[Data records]

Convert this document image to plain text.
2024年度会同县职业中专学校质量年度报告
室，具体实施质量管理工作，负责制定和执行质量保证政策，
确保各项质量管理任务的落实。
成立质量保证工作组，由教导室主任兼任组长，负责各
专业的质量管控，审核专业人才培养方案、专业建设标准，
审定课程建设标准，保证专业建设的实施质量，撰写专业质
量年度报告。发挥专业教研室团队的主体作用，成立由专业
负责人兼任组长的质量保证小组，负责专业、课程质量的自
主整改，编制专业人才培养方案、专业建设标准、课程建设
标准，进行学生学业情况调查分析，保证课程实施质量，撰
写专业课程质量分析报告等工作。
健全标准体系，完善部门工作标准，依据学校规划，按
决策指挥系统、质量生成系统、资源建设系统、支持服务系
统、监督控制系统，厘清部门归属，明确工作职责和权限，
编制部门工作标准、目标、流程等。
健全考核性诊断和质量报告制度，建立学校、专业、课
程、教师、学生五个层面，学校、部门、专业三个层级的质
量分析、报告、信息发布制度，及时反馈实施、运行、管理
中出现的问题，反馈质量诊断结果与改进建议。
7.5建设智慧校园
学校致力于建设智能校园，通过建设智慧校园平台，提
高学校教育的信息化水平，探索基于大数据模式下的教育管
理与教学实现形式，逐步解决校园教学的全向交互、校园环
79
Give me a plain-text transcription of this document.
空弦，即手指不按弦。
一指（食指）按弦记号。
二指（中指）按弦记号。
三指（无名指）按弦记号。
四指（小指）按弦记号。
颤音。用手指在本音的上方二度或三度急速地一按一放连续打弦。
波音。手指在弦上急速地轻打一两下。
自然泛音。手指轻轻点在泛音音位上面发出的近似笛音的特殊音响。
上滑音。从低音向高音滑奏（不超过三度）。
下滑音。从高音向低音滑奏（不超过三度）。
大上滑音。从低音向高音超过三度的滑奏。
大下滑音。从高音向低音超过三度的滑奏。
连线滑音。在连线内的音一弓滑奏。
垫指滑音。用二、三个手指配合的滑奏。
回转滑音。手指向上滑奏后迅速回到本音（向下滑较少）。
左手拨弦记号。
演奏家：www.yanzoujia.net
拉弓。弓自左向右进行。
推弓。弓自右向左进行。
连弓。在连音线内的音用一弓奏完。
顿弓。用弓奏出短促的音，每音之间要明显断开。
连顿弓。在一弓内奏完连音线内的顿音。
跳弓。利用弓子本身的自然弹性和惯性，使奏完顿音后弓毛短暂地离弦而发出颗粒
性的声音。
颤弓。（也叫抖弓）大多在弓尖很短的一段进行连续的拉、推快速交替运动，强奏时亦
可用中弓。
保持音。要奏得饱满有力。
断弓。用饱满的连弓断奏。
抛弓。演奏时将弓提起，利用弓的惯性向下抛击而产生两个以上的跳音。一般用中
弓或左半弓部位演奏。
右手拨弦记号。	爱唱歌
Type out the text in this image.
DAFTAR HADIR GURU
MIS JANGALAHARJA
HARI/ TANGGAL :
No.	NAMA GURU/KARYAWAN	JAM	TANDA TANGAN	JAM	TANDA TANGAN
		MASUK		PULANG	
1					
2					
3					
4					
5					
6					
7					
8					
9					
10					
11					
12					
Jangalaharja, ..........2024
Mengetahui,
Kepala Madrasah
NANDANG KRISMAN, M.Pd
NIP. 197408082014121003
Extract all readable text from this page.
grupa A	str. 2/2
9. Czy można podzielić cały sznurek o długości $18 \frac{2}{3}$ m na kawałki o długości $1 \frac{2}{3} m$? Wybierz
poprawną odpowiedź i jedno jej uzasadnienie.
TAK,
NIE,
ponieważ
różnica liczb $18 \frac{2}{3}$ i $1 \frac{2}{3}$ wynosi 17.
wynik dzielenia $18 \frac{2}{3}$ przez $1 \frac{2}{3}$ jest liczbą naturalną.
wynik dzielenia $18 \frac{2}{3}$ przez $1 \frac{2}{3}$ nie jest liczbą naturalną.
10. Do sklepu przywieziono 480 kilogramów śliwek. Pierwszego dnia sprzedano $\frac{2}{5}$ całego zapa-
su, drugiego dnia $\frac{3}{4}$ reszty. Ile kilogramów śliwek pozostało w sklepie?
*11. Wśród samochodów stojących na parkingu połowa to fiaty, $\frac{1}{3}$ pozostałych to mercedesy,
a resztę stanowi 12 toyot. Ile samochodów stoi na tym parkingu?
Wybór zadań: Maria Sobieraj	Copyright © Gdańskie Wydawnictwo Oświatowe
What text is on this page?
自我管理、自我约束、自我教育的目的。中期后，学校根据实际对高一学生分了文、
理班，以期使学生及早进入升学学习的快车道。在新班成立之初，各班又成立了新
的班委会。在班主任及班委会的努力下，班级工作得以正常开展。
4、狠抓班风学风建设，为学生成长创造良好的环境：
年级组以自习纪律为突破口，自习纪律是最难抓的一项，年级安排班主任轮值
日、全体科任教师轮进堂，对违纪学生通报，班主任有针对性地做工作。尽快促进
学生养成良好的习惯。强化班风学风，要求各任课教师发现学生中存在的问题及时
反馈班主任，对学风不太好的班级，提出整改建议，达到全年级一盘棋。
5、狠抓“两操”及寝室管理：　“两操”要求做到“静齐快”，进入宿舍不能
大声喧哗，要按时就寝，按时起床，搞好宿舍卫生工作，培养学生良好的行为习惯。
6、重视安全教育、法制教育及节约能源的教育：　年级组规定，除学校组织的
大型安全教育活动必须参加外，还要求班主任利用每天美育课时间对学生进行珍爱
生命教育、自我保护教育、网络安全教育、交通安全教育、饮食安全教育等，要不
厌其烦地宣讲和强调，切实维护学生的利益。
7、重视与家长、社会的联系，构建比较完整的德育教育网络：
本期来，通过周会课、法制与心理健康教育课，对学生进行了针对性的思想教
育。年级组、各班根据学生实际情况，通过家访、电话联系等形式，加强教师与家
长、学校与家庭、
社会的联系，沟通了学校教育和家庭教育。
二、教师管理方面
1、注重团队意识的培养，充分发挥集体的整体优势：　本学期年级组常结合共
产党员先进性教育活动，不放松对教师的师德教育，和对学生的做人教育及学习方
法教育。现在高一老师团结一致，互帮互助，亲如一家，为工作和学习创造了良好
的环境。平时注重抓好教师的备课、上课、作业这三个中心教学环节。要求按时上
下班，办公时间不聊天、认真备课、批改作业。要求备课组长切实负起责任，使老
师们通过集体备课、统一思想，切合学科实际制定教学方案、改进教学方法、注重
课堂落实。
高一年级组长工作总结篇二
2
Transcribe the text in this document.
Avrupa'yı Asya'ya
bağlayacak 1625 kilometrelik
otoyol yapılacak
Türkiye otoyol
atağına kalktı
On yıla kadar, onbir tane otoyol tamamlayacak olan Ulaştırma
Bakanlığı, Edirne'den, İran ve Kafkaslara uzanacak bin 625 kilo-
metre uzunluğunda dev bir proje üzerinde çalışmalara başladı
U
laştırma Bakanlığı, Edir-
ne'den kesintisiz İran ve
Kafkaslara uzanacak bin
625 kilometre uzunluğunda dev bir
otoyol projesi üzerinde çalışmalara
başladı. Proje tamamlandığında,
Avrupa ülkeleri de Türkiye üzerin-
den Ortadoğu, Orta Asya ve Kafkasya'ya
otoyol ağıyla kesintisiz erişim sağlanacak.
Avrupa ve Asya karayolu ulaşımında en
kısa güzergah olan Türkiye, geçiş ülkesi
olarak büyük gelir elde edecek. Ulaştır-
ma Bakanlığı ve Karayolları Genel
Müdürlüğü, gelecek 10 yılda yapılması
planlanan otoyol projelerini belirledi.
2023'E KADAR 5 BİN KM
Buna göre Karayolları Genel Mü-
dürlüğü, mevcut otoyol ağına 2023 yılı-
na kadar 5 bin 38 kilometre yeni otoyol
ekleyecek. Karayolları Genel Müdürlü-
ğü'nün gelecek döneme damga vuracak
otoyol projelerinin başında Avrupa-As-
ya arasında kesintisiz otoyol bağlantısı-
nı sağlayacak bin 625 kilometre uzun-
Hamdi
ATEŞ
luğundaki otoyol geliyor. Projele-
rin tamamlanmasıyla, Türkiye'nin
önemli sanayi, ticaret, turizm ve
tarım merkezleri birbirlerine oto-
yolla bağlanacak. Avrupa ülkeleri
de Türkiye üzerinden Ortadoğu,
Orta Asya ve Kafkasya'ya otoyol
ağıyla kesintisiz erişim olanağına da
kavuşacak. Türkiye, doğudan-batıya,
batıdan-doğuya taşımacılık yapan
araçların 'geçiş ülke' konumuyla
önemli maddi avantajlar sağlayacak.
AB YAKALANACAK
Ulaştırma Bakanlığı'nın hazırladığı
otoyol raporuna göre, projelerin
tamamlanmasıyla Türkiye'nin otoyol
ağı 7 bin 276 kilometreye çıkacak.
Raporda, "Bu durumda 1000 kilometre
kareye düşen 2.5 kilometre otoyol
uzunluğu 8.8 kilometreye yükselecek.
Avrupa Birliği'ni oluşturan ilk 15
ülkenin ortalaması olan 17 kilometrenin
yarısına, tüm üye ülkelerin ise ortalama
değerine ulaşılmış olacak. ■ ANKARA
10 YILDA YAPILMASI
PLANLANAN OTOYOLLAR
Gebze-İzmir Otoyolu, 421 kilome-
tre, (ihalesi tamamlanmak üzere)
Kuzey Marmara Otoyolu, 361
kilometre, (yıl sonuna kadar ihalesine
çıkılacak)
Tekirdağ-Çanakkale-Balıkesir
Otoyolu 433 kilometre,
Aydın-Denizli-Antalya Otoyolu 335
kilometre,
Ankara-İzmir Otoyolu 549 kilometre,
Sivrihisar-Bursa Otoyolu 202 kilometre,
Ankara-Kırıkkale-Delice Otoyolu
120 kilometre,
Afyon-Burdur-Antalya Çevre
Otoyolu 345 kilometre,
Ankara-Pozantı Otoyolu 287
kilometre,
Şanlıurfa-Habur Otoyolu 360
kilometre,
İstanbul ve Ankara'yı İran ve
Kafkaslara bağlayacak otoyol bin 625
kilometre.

> EXERCISE PROMPT
Copy out the lines that hold "Asya".

> EXERCISE ANSWER
Avrupa'yı Asya'ya
den Ortadoğu, Orta Asya ve Kafkasya'ya
Avrupa ve Asya karayolu ulaşımında en
Orta Asya ve Kafkasya'ya otoyol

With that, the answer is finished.